**Records supplied**
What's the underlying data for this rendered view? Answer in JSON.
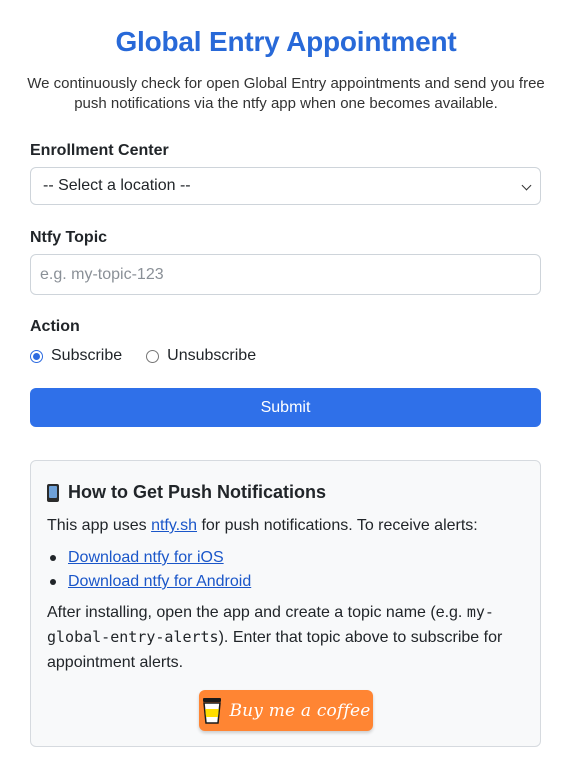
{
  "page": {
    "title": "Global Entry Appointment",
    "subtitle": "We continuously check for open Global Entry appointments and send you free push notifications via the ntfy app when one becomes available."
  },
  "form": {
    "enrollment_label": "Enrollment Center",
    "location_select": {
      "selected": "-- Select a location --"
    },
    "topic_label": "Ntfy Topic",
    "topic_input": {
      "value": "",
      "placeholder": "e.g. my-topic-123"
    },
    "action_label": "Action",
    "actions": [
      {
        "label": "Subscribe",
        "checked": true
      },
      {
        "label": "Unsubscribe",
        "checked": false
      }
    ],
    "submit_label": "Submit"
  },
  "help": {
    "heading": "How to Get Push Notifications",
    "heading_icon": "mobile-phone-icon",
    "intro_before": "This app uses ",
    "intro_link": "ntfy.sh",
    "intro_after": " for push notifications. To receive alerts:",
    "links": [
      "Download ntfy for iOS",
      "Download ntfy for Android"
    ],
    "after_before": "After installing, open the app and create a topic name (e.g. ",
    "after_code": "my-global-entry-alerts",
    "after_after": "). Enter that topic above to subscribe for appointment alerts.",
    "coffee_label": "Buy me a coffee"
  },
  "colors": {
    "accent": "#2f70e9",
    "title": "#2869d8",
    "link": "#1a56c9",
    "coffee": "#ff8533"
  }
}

---

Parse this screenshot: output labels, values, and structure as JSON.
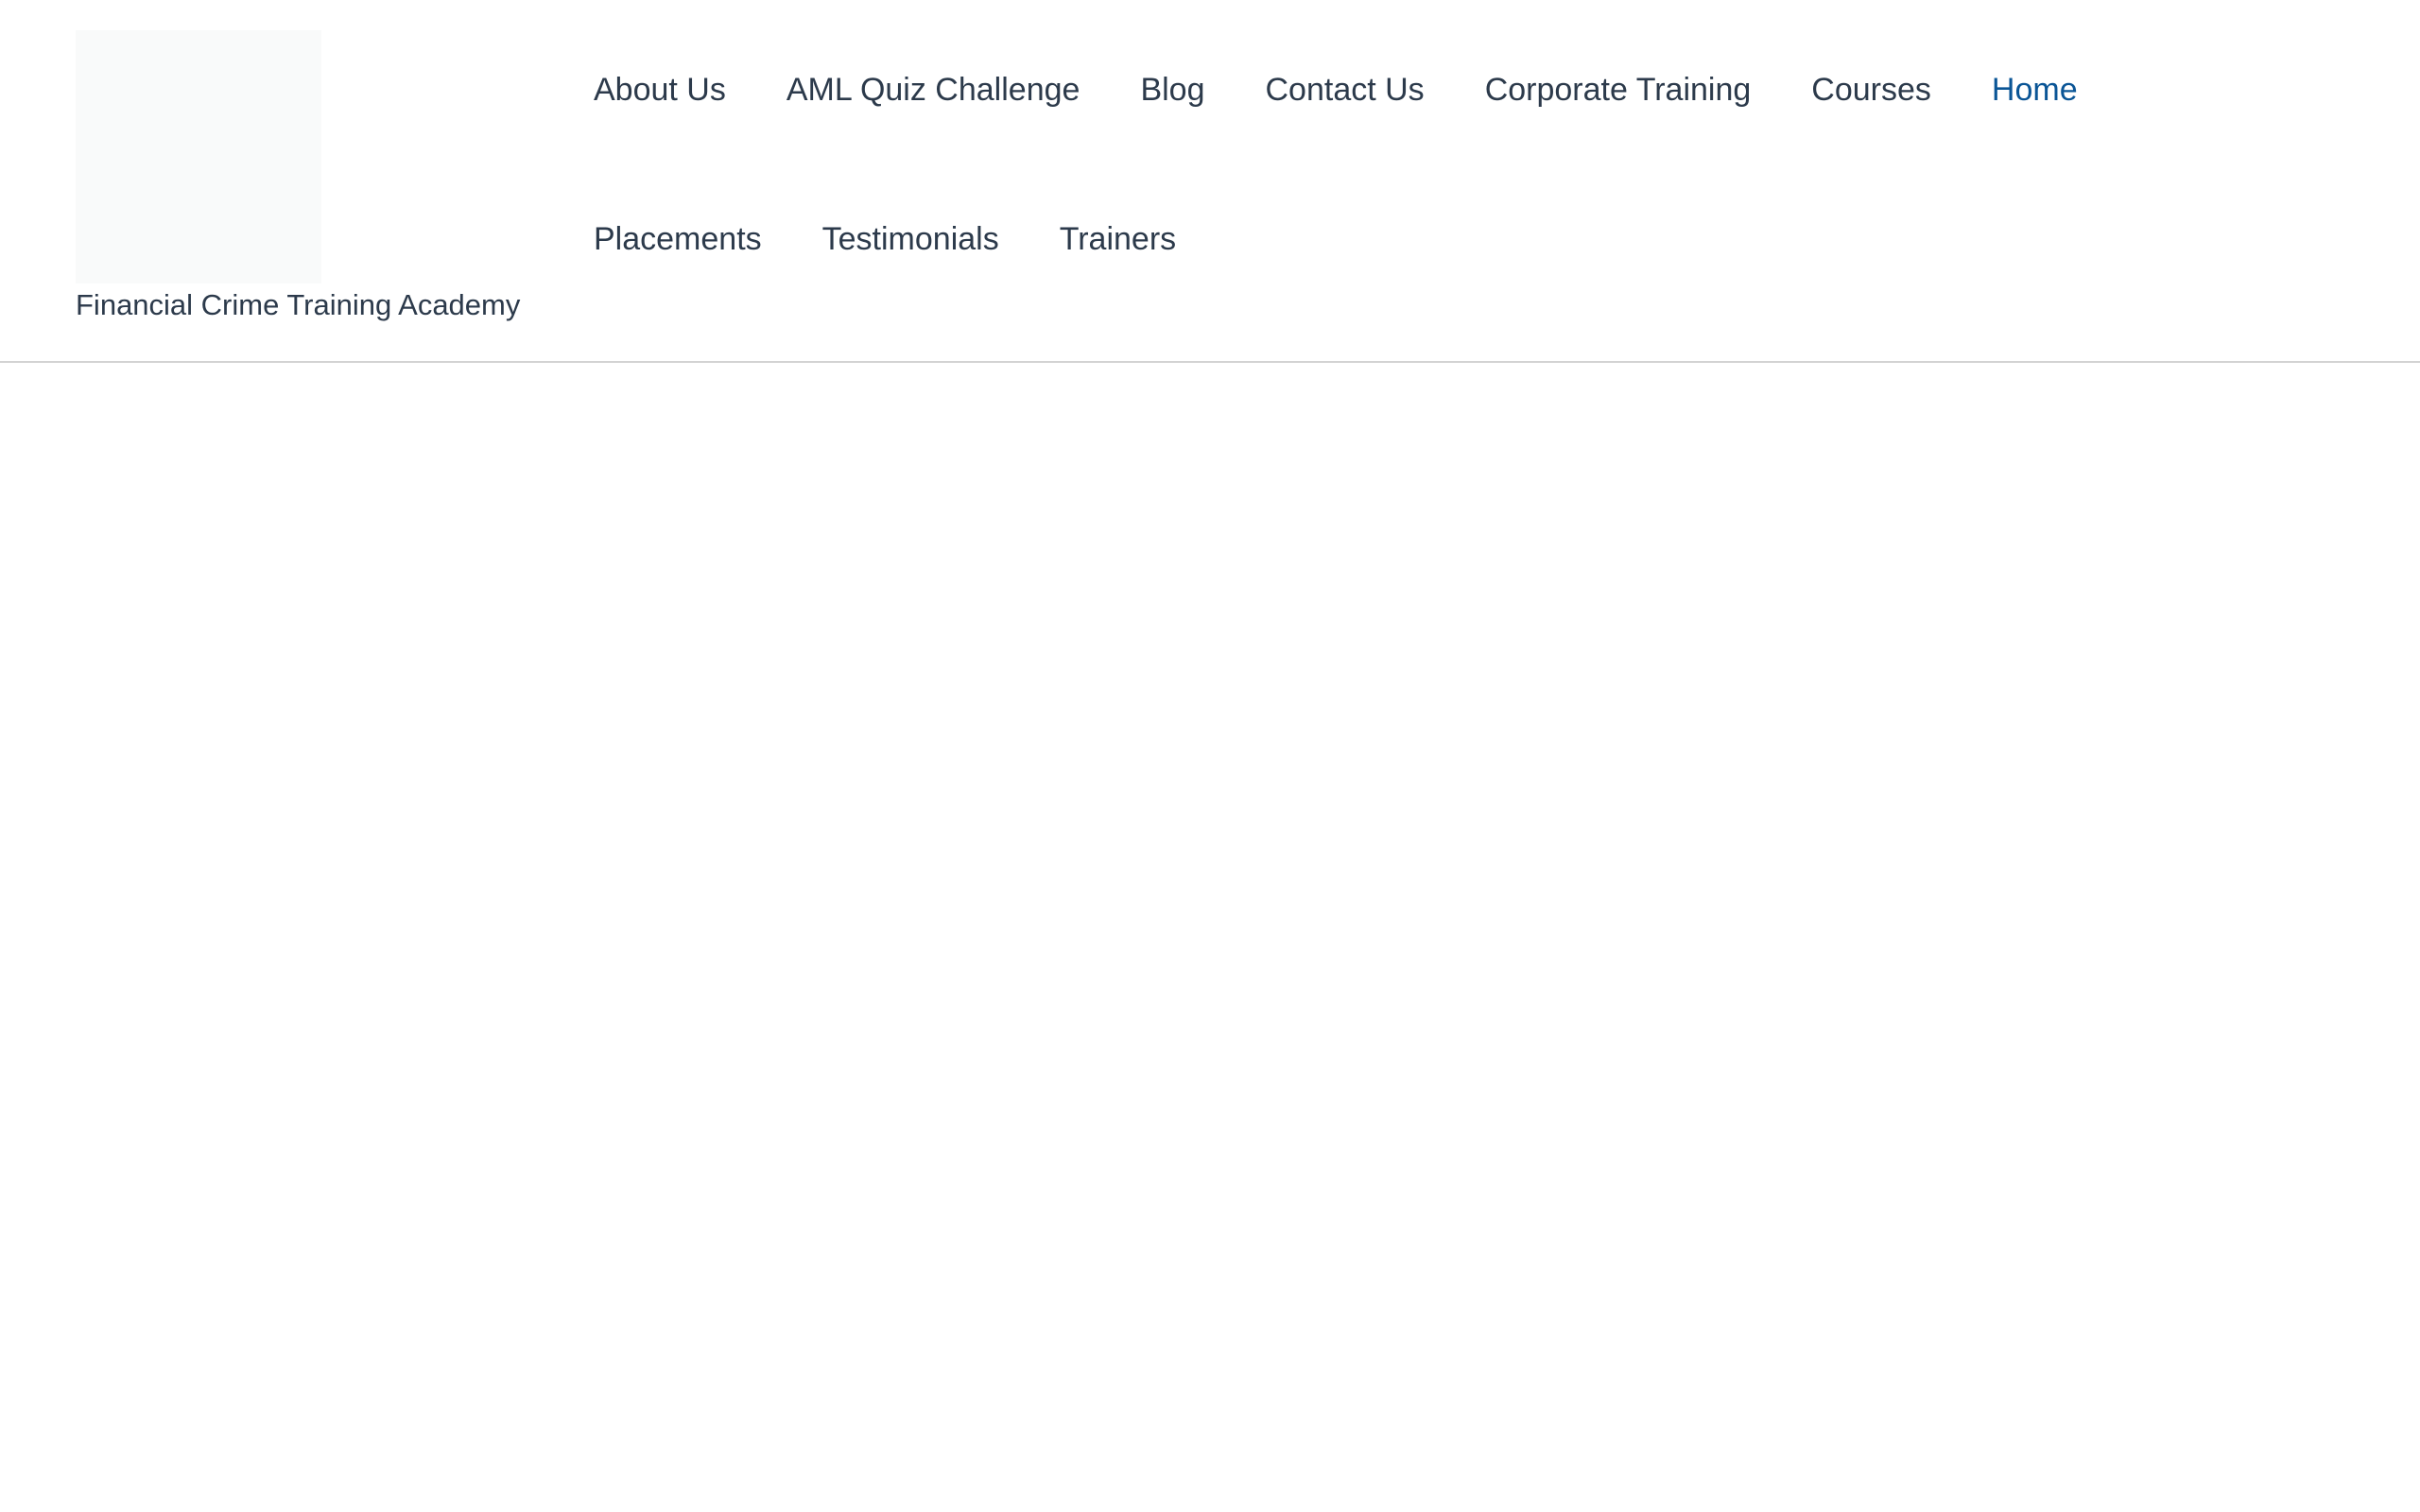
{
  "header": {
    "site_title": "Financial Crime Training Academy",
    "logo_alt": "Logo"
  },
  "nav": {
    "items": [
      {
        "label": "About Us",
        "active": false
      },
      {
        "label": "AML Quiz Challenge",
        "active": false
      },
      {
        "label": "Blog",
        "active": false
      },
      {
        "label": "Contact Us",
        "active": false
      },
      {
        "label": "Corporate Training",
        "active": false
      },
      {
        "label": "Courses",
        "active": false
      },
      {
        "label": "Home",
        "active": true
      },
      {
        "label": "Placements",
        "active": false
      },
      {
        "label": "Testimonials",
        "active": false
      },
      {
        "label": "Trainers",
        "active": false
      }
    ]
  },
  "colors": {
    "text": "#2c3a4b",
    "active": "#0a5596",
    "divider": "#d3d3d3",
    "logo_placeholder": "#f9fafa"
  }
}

* * *

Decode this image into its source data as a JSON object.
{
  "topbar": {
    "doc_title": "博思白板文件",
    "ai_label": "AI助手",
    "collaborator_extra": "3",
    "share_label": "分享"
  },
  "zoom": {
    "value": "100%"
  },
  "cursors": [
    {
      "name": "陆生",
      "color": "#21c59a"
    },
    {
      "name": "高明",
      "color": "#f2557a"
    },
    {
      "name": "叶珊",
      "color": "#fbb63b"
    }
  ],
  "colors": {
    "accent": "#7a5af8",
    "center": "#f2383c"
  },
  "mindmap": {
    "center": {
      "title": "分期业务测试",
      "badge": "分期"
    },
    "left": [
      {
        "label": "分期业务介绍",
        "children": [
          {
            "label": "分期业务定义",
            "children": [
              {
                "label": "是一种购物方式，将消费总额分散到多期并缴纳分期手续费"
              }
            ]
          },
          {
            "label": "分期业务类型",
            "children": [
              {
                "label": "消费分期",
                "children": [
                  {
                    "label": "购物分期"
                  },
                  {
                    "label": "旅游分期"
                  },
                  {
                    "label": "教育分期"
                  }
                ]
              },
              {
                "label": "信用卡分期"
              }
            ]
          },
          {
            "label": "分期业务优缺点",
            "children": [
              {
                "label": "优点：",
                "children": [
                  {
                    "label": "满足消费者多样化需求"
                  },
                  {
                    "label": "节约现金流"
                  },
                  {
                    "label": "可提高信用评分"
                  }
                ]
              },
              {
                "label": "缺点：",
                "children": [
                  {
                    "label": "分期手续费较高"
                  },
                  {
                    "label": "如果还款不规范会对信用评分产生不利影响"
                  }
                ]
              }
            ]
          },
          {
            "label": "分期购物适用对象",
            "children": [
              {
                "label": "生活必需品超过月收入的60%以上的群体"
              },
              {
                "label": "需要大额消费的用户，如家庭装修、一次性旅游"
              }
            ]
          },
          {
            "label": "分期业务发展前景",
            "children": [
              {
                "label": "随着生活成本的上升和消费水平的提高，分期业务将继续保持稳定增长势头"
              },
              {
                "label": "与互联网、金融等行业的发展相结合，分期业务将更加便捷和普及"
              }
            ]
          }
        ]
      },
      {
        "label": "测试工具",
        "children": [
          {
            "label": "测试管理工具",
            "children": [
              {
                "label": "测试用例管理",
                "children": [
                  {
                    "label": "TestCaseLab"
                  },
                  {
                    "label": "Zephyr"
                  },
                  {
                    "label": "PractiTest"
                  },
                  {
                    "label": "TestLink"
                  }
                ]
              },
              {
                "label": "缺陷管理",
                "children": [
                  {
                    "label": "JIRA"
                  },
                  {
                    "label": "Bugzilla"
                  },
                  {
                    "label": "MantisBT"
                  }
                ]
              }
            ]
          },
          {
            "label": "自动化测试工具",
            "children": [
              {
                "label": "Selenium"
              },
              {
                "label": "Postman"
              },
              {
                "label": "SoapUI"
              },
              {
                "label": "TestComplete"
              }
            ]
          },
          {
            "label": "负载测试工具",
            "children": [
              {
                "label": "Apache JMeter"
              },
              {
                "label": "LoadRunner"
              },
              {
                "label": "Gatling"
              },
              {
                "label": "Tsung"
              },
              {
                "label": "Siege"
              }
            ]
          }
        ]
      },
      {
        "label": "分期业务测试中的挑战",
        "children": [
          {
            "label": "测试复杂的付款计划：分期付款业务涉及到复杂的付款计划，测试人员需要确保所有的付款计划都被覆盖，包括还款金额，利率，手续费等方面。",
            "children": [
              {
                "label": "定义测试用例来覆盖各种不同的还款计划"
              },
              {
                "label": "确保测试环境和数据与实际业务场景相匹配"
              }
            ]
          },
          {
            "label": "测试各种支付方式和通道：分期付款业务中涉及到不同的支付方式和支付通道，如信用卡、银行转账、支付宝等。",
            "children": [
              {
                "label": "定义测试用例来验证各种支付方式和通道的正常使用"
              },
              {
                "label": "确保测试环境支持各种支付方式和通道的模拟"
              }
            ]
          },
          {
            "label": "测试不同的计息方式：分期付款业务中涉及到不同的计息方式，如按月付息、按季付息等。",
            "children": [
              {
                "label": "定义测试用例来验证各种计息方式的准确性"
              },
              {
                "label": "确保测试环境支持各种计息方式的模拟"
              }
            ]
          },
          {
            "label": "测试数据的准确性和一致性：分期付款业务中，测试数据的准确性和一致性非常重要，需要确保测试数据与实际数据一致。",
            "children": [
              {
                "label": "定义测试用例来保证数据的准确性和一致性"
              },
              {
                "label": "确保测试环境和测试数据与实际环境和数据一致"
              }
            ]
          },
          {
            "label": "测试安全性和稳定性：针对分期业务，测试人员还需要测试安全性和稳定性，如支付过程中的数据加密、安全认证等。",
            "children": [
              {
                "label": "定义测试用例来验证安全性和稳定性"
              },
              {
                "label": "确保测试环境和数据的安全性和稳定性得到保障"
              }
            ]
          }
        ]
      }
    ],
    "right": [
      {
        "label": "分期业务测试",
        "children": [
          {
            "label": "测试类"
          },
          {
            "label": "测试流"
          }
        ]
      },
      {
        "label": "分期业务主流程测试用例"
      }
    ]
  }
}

**Do this**
Collect each line holding the string "alerts".

**Task solution**
    "intro_after": " for push notifications. To receive alerts:",
    "after_code": "my-global-entry-alerts",
    "after_after": "). Enter that topic above to subscribe for appointment alerts.",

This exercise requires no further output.